● Your task
From the entries provided below, copy each line that contains the word "color".

● Extracted entries
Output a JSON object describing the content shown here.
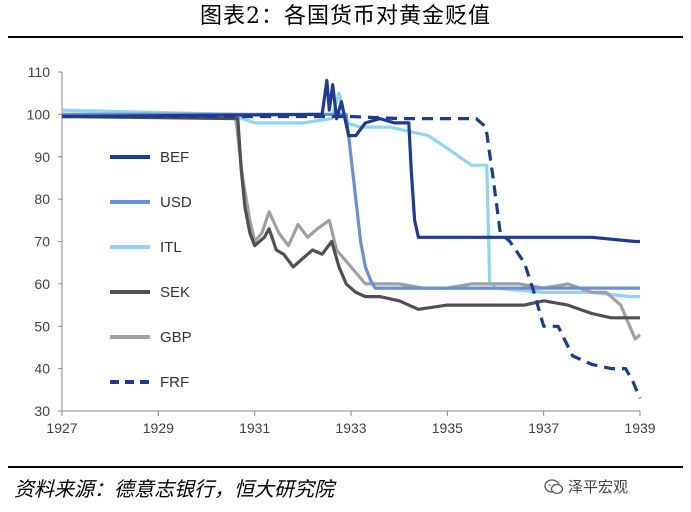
{
  "header": {
    "title": "图表2：各国货币对黄金贬值"
  },
  "footer": {
    "source": "资料来源：德意志银行，恒大研究院",
    "watermark": "泽平宏观"
  },
  "icons": {
    "watermark_icon": "wechat-icon"
  },
  "chart_data": {
    "type": "line",
    "xlim": [
      1927,
      1939
    ],
    "ylim": [
      30,
      110
    ],
    "xticks": [
      "1927",
      "1929",
      "1931",
      "1933",
      "1935",
      "1937",
      "1939"
    ],
    "yticks": [
      "30",
      "40",
      "50",
      "60",
      "70",
      "80",
      "90",
      "100",
      "110"
    ],
    "grid": false,
    "legend_position": "left",
    "series": [
      {
        "name": "BEF",
        "color": "#1F3A93",
        "dash": "solid",
        "x": [
          1927,
          1932.4,
          1932.5,
          1932.55,
          1932.62,
          1932.7,
          1932.8,
          1932.95,
          1933.1,
          1933.3,
          1933.6,
          1933.9,
          1934.2,
          1934.25,
          1934.32,
          1934.4,
          1935,
          1936,
          1937,
          1938,
          1938.9,
          1939
        ],
        "y": [
          99.5,
          100,
          108,
          101,
          107,
          99,
          103,
          95,
          95,
          98,
          99,
          98,
          98,
          87,
          75,
          71,
          71,
          71,
          71,
          71,
          70,
          70
        ]
      },
      {
        "name": "USD",
        "color": "#6B8EDB",
        "dash": "solid",
        "x": [
          1927,
          1932.9,
          1933.0,
          1933.1,
          1933.2,
          1933.3,
          1933.4,
          1933.5,
          1934,
          1936,
          1938,
          1939
        ],
        "y": [
          100,
          100,
          90,
          80,
          70,
          64,
          61,
          59,
          59,
          59,
          59,
          59
        ]
      },
      {
        "name": "ITL",
        "color": "#8FD4F2",
        "dash": "solid",
        "x": [
          1927,
          1930.5,
          1931,
          1932,
          1932.6,
          1932.75,
          1932.9,
          1933.2,
          1933.8,
          1934.2,
          1934.6,
          1935,
          1935.5,
          1935.82,
          1935.88,
          1935.95,
          1936,
          1937,
          1938,
          1938.8,
          1939
        ],
        "y": [
          101,
          100,
          98,
          98,
          99,
          105,
          98,
          97,
          97,
          96,
          95,
          92,
          88,
          88,
          60,
          60,
          59,
          58,
          58,
          57,
          57
        ]
      },
      {
        "name": "SEK",
        "color": "#505050",
        "dash": "solid",
        "x": [
          1927,
          1930.65,
          1930.72,
          1930.8,
          1930.9,
          1931,
          1931.2,
          1931.3,
          1931.45,
          1931.6,
          1931.8,
          1932,
          1932.2,
          1932.4,
          1932.6,
          1932.75,
          1932.9,
          1933.1,
          1933.3,
          1933.6,
          1934,
          1934.4,
          1935,
          1935.5,
          1936,
          1936.6,
          1937,
          1937.5,
          1938,
          1938.4,
          1939
        ],
        "y": [
          99.5,
          99,
          87,
          78,
          72,
          69,
          71,
          73,
          68,
          67,
          64,
          66,
          68,
          67,
          70,
          64,
          60,
          58,
          57,
          57,
          56,
          54,
          55,
          55,
          55,
          55,
          56,
          55,
          53,
          52,
          52
        ]
      },
      {
        "name": "GBP",
        "color": "#A0A0A0",
        "dash": "solid",
        "x": [
          1927,
          1930.6,
          1930.75,
          1930.9,
          1931.0,
          1931.15,
          1931.3,
          1931.5,
          1931.7,
          1931.9,
          1932.1,
          1932.3,
          1932.55,
          1932.7,
          1932.85,
          1933.0,
          1933.3,
          1933.6,
          1934,
          1934.5,
          1935,
          1935.5,
          1936,
          1936.5,
          1937,
          1937.5,
          1938,
          1938.3,
          1938.6,
          1938.9,
          1939
        ],
        "y": [
          100,
          100,
          85,
          75,
          70,
          72,
          77,
          72,
          69,
          74,
          71,
          73,
          75,
          68,
          66,
          64,
          60,
          60,
          60,
          59,
          59,
          60,
          60,
          60,
          59,
          60,
          58,
          58,
          55,
          47,
          48
        ]
      },
      {
        "name": "FRF",
        "color": "#1E3C8E",
        "dash": "dashed",
        "x": [
          1927,
          1933,
          1934,
          1934.5,
          1935,
          1935.6,
          1935.8,
          1935.95,
          1936.1,
          1936.3,
          1936.6,
          1936.8,
          1937.0,
          1937.3,
          1937.6,
          1938,
          1938.4,
          1938.7,
          1938.85,
          1939
        ],
        "y": [
          99.5,
          99.5,
          99,
          99,
          99,
          99,
          97,
          85,
          72,
          70,
          65,
          58,
          50,
          50,
          43,
          41,
          40,
          40,
          37,
          33
        ]
      }
    ]
  }
}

● The completed task
        "color": "#1F3A93",
        "color": "#6B8EDB",
        "color": "#8FD4F2",
        "color": "#505050",
        "color": "#A0A0A0",
        "color": "#1E3C8E",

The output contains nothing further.